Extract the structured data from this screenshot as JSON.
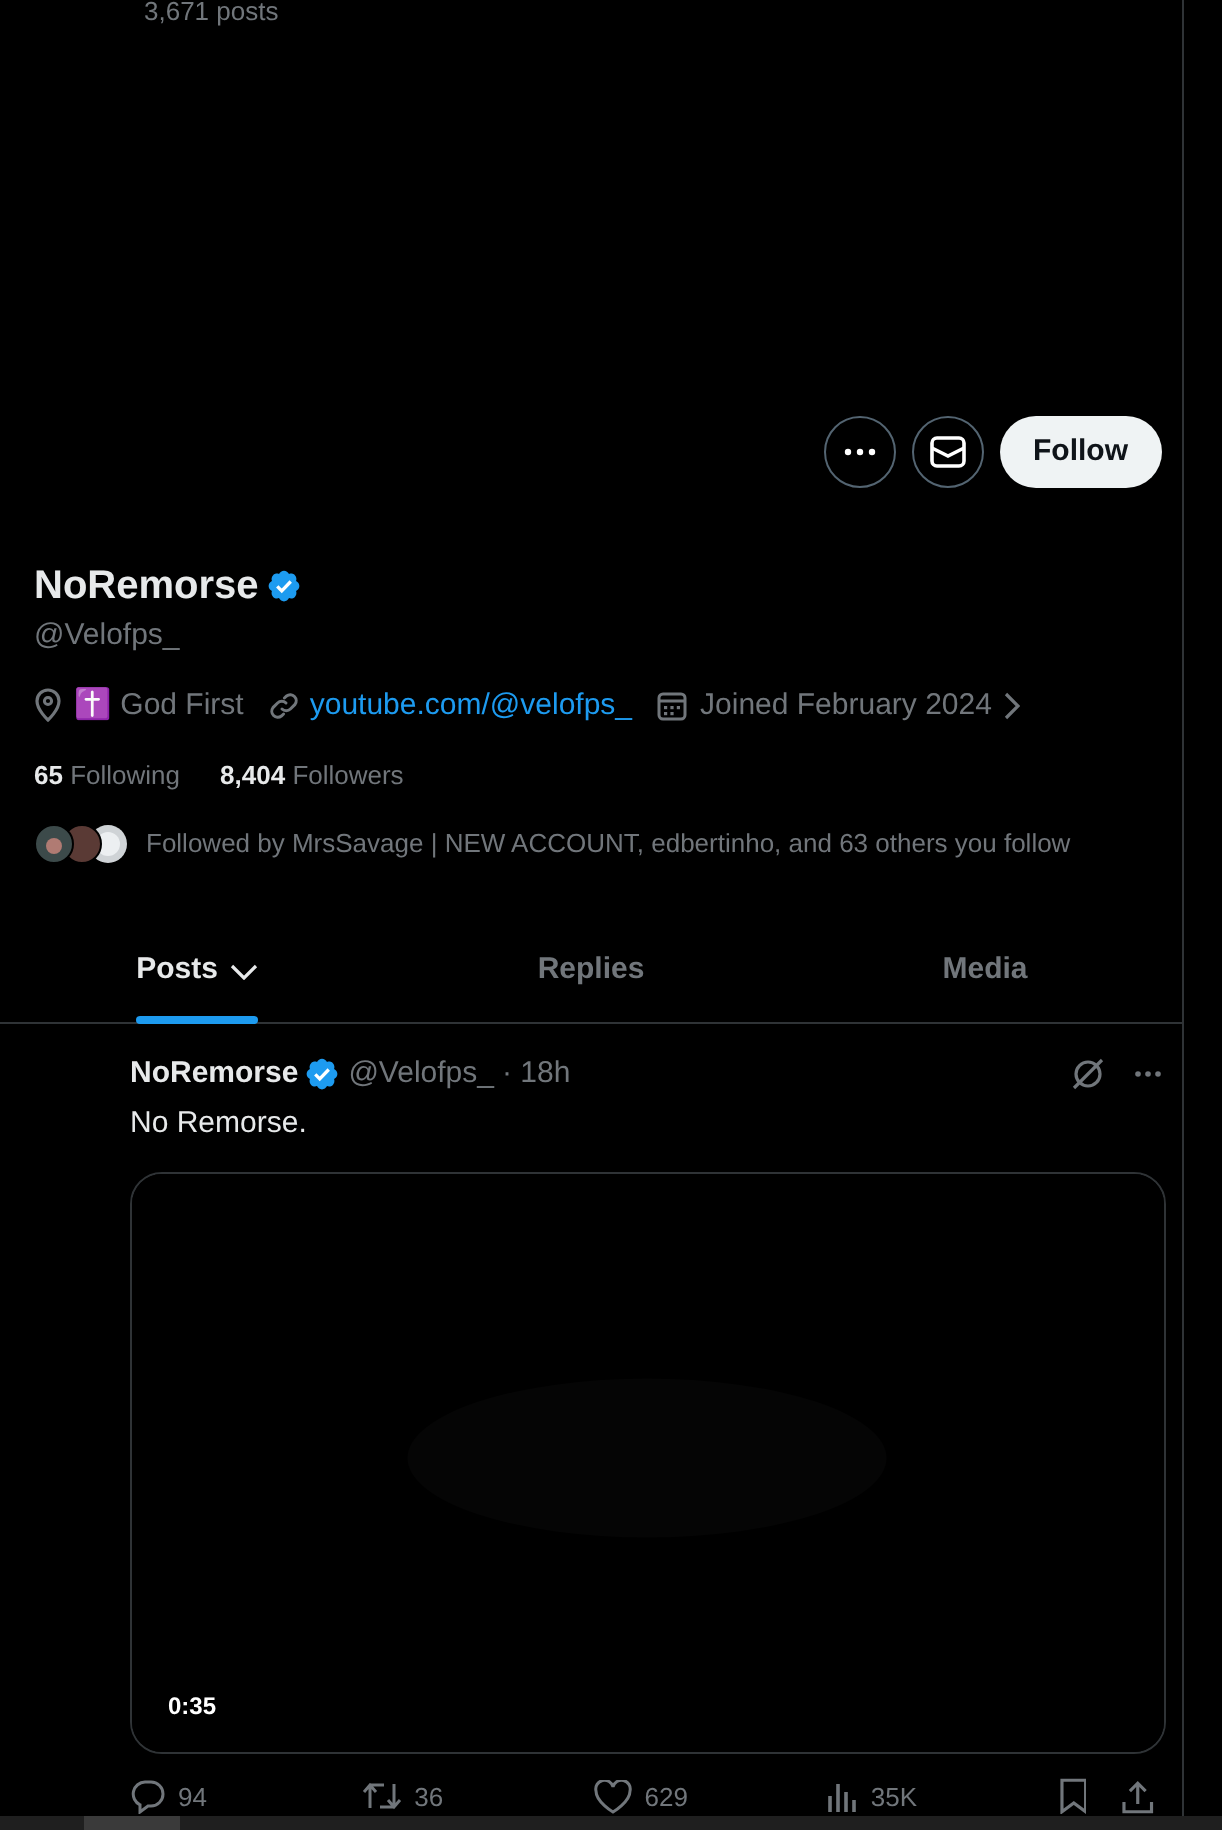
{
  "header": {
    "post_count": "3,671 posts"
  },
  "actions": {
    "follow_button": "Follow"
  },
  "profile": {
    "name": "NoRemorse",
    "verified": true,
    "handle": "@Velofps_",
    "location": "✝️ God First",
    "link": "youtube.com/@velofps_",
    "joined": "Joined February 2024",
    "following_count": "65",
    "following_label": "Following",
    "followers_count": "8,404",
    "followers_label": "Followers",
    "followed_by": "Followed by MrsSavage | NEW ACCOUNT, edbertinho, and 63 others you follow"
  },
  "tabs": [
    {
      "label": "Posts",
      "selected": true,
      "has_menu": true
    },
    {
      "label": "Replies",
      "selected": false,
      "has_menu": false
    },
    {
      "label": "Media",
      "selected": false,
      "has_menu": false
    }
  ],
  "post": {
    "author": "NoRemorse",
    "verified": true,
    "handle": "@Velofps_",
    "time": "· 18h",
    "text": "No Remorse.",
    "media": {
      "kind": "picture",
      "duration": "0:35"
    },
    "stats": [
      {
        "kind": "reply",
        "count": "94"
      },
      {
        "kind": "repost",
        "count": "36"
      },
      {
        "kind": "like",
        "count": "629"
      },
      {
        "kind": "views",
        "count": "35K"
      }
    ]
  }
}
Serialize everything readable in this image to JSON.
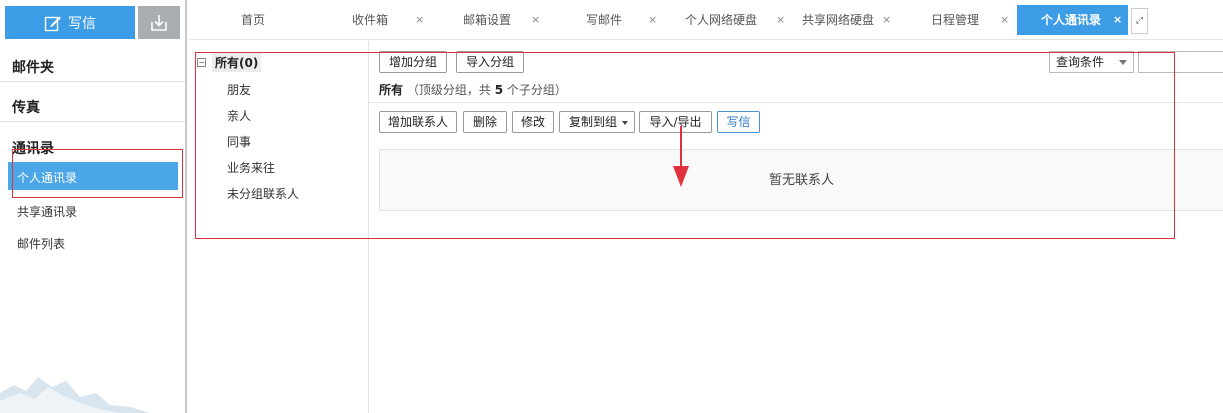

| YOUR INSTRUCTIONS |
Filter for "kind". Return all lines that hold it.

| CORRECT ANSWER |
      "kind": "picture",
        "kind": "reply",
        "kind": "repost",
        "kind": "like",
        "kind": "views",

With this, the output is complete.